■ TO DO ■
Every record here should be printed again exactly.

Collected data:
_ _ _ _ _

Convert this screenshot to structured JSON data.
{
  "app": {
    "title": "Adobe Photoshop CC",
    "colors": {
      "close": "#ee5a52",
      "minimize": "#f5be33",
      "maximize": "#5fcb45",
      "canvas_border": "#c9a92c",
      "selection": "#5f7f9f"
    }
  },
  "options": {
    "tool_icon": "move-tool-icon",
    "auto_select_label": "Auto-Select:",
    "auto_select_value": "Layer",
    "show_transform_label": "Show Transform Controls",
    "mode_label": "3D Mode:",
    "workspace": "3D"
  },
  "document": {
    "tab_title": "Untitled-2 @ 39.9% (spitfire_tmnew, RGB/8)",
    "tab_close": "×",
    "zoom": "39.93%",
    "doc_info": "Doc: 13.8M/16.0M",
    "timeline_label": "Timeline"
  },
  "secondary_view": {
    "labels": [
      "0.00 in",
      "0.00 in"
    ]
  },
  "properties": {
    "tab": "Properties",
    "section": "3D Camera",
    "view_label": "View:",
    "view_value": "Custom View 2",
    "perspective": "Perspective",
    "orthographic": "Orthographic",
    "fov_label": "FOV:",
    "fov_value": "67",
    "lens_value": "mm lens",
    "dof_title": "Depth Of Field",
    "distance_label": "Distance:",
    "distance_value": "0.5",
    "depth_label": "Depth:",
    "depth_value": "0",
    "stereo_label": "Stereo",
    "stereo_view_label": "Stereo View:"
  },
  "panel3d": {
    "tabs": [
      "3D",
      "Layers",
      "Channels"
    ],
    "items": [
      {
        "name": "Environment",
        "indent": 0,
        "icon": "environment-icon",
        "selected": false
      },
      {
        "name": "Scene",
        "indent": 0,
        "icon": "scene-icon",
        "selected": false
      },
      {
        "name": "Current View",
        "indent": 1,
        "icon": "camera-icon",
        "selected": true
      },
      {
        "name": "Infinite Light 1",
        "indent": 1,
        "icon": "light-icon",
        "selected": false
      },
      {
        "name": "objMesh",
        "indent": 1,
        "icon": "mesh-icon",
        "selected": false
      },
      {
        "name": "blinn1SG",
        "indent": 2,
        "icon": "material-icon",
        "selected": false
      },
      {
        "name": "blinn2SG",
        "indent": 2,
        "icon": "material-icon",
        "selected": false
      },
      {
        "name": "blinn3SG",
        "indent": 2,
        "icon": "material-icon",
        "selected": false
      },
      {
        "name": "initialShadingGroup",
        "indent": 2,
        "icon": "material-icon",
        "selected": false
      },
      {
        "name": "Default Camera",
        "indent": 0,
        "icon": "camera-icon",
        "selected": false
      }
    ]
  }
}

_ _ _ _ _

■ WRITTEN ANSWER ■
Convert this screenshot to structured JSON data.
{
  "app": {
    "title": "Adobe Photoshop CC",
    "colors": {
      "close": "#ee5a52",
      "minimize": "#f5be33",
      "maximize": "#5fcb45",
      "canvas_border": "#c9a92c",
      "selection": "#5f7f9f"
    }
  },
  "options": {
    "tool_icon": "move-tool-icon",
    "auto_select_label": "Auto-Select:",
    "auto_select_value": "Layer",
    "show_transform_label": "Show Transform Controls",
    "mode_label": "3D Mode:",
    "workspace": "3D"
  },
  "document": {
    "tab_title": "Untitled-2 @ 39.9% (spitfire_tmnew, RGB/8)",
    "tab_close": "×",
    "zoom": "39.93%",
    "doc_info": "Doc: 13.8M/16.0M",
    "timeline_label": "Timeline"
  },
  "secondary_view": {
    "labels": [
      "0.00 in",
      "0.00 in"
    ]
  },
  "properties": {
    "tab": "Properties",
    "section": "3D Camera",
    "view_label": "View:",
    "view_value": "Custom View 2",
    "perspective": "Perspective",
    "orthographic": "Orthographic",
    "fov_label": "FOV:",
    "fov_value": "67",
    "lens_value": "mm lens",
    "dof_title": "Depth Of Field",
    "distance_label": "Distance:",
    "distance_value": "0.5",
    "depth_label": "Depth:",
    "depth_value": "0",
    "stereo_label": "Stereo",
    "stereo_view_label": "Stereo View:"
  },
  "panel3d": {
    "tabs": [
      "3D",
      "Layers",
      "Channels"
    ],
    "items": [
      {
        "name": "Environment",
        "indent": 0,
        "icon": "environment-icon",
        "selected": false
      },
      {
        "name": "Scene",
        "indent": 0,
        "icon": "scene-icon",
        "selected": false
      },
      {
        "name": "Current View",
        "indent": 1,
        "icon": "camera-icon",
        "selected": true
      },
      {
        "name": "Infinite Light 1",
        "indent": 1,
        "icon": "light-icon",
        "selected": false
      },
      {
        "name": "objMesh",
        "indent": 1,
        "icon": "mesh-icon",
        "selected": false
      },
      {
        "name": "blinn1SG",
        "indent": 2,
        "icon": "material-icon",
        "selected": false
      },
      {
        "name": "blinn2SG",
        "indent": 2,
        "icon": "material-icon",
        "selected": false
      },
      {
        "name": "blinn3SG",
        "indent": 2,
        "icon": "material-icon",
        "selected": false
      },
      {
        "name": "initialShadingGroup",
        "indent": 2,
        "icon": "material-icon",
        "selected": false
      },
      {
        "name": "Default Camera",
        "indent": 0,
        "icon": "camera-icon",
        "selected": false
      }
    ]
  }
}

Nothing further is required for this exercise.